--- Begin Data provided ---

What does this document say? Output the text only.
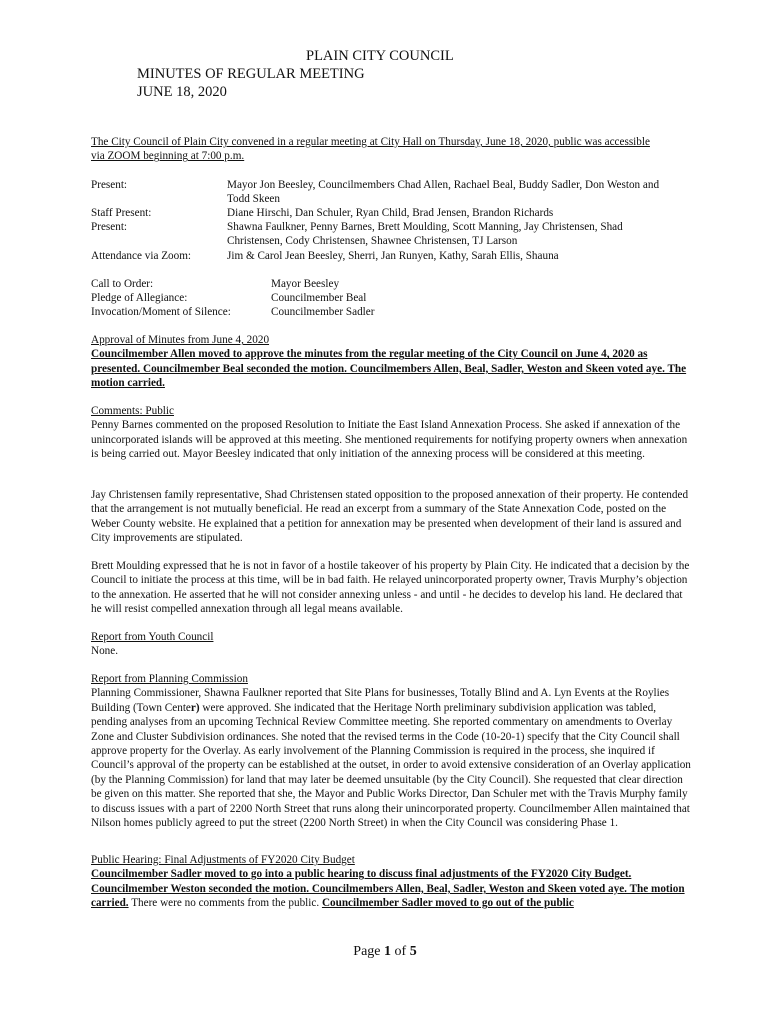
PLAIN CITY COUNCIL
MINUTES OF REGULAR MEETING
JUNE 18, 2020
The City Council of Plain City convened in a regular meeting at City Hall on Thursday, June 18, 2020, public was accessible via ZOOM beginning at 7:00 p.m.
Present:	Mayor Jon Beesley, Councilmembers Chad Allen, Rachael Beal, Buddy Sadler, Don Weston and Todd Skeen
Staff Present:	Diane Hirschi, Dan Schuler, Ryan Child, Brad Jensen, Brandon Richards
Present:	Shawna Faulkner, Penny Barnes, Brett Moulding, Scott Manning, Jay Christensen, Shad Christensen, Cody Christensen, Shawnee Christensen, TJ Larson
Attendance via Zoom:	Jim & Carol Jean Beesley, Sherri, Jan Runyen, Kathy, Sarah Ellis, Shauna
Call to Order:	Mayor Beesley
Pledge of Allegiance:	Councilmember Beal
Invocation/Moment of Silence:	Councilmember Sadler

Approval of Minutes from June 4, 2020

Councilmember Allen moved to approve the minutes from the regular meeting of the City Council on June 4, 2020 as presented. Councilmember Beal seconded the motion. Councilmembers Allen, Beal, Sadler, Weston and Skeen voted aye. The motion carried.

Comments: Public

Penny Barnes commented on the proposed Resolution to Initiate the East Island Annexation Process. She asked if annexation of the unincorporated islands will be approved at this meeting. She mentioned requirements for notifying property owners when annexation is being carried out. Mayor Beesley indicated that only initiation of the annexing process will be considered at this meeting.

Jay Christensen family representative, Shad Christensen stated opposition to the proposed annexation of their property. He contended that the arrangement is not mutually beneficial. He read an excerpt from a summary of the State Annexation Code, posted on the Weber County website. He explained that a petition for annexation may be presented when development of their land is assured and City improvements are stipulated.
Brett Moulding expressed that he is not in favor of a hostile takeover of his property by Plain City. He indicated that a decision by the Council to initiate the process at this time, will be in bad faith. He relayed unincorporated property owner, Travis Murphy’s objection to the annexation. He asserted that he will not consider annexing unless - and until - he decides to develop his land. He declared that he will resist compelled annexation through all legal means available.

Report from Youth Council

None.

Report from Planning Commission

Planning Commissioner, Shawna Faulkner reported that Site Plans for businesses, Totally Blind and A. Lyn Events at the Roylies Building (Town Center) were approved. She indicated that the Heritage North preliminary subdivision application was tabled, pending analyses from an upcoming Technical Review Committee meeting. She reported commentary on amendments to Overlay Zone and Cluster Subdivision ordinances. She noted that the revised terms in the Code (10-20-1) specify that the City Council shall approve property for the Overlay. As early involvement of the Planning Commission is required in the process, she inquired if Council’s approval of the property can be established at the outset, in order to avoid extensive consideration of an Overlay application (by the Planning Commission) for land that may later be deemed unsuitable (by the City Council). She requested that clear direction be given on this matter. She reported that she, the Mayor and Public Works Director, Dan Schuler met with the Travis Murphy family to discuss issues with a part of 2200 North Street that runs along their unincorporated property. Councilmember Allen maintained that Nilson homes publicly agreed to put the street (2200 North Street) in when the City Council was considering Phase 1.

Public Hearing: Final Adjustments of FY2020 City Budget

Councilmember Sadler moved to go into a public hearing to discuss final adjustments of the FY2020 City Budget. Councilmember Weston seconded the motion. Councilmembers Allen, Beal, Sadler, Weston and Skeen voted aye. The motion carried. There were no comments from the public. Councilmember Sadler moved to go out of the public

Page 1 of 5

--- End Data provided ---
--- Begin Data provided ---

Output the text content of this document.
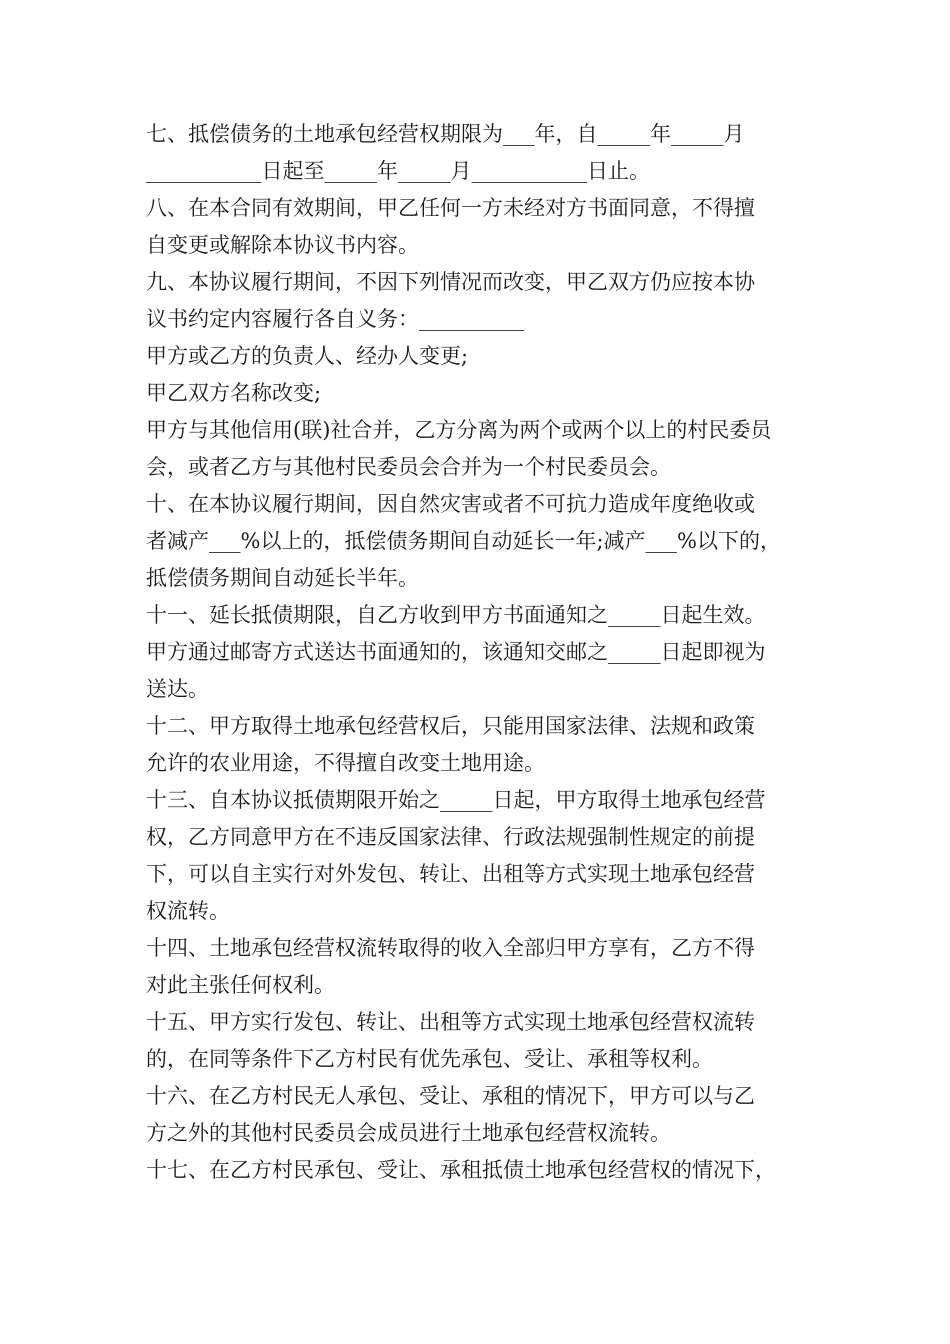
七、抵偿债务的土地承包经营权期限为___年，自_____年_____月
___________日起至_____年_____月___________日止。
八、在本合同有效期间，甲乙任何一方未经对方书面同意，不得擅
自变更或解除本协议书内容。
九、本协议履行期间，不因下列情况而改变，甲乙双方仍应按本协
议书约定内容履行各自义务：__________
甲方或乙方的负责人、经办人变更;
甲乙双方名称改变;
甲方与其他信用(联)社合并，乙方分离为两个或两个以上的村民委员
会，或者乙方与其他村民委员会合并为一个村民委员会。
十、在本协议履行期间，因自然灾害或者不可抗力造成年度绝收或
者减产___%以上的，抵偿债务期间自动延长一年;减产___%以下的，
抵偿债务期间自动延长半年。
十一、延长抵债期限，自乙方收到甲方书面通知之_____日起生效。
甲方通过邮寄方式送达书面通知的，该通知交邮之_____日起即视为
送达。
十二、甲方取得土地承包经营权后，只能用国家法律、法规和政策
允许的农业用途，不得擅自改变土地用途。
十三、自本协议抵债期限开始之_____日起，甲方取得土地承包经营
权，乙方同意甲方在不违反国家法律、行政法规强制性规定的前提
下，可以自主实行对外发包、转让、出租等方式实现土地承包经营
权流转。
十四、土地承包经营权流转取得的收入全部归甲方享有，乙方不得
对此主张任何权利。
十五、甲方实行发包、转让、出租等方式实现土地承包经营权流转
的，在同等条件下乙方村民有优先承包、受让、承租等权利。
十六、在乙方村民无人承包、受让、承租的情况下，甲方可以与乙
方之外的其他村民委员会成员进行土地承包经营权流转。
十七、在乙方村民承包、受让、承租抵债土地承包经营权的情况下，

--- End Data provided ---

Scan the listing above for the word "Christensen" and copy every line that holds it.

- Finished answer -
Present:	Shawna Faulkner, Penny Barnes, Brett Moulding, Scott Manning, Jay Christensen, Shad Christensen, Cody Christensen, Shawnee Christensen, TJ Larson
Jay Christensen family representative, Shad Christensen stated opposition to the proposed annexation of their property. He contended that the arrangement is not mutually beneficial. He read an excerpt from a summary of the State Annexation Code, posted on the Weber County website. He explained that a petition for annexation may be presented when development of their land is assured and City improvements are stipulated.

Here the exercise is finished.